» **What you are asked to do**: Among the lines of the data, copy those that hold "staying".

» **Provided data**:
- Opening Delimiter -

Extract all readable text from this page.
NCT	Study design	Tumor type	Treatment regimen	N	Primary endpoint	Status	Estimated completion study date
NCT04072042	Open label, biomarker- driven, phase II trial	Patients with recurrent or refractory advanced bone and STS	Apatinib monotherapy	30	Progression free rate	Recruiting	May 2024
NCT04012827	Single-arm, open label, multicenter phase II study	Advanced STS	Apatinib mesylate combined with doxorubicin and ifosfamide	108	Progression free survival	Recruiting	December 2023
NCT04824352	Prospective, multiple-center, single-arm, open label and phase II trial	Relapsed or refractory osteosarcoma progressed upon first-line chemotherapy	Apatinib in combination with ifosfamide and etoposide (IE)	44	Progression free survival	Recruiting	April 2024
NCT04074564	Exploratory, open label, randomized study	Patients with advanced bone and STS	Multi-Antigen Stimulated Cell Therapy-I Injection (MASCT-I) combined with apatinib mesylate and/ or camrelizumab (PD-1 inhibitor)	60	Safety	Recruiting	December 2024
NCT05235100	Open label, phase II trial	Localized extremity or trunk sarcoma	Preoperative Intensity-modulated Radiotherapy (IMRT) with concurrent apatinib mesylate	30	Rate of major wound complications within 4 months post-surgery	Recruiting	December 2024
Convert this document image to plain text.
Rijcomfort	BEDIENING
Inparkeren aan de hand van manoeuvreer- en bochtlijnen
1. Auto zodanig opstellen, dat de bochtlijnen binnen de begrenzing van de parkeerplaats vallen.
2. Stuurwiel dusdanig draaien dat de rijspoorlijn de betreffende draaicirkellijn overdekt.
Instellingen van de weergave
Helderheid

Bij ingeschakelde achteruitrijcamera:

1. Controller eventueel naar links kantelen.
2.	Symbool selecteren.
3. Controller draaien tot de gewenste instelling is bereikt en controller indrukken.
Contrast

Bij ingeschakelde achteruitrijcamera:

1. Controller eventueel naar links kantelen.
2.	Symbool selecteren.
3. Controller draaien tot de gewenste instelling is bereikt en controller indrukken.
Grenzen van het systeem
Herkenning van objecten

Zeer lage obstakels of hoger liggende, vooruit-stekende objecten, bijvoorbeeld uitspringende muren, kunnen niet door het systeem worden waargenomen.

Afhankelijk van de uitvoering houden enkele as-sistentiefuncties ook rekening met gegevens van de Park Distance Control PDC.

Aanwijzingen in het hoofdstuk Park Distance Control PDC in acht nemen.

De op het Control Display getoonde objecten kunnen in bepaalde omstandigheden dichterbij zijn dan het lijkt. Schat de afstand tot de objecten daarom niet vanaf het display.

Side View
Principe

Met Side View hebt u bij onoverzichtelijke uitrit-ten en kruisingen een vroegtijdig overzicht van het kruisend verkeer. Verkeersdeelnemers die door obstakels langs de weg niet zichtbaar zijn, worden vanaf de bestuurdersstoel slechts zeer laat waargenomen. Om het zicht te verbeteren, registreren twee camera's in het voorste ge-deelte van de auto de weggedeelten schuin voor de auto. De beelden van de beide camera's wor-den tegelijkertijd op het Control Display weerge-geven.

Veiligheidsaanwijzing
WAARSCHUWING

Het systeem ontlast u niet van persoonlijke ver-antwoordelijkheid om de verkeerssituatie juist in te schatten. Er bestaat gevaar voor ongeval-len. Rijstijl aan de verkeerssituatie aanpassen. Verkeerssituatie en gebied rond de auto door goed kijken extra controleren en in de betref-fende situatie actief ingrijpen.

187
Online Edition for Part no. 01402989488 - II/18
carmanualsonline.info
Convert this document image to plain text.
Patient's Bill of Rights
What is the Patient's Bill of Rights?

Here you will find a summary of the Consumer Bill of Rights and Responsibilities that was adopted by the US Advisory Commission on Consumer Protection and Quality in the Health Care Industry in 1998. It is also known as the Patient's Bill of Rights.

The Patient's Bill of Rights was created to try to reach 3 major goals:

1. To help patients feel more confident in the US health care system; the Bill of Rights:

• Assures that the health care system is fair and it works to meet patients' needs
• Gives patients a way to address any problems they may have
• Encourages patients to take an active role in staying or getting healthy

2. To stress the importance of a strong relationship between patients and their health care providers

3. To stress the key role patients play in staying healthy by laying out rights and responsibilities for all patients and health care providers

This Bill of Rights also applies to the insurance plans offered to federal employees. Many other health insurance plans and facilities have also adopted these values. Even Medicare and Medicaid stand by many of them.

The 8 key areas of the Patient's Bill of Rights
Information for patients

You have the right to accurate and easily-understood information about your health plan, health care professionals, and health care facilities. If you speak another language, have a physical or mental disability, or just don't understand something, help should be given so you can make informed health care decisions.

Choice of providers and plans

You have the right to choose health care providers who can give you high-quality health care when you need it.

- Closing Delimiter -

» **Expected answer**:
• Encourages patients to take an active role in staying or getting healthy
3. To stress the key role patients play in staying healthy by laying out rights and responsibilities for all patients and health care providers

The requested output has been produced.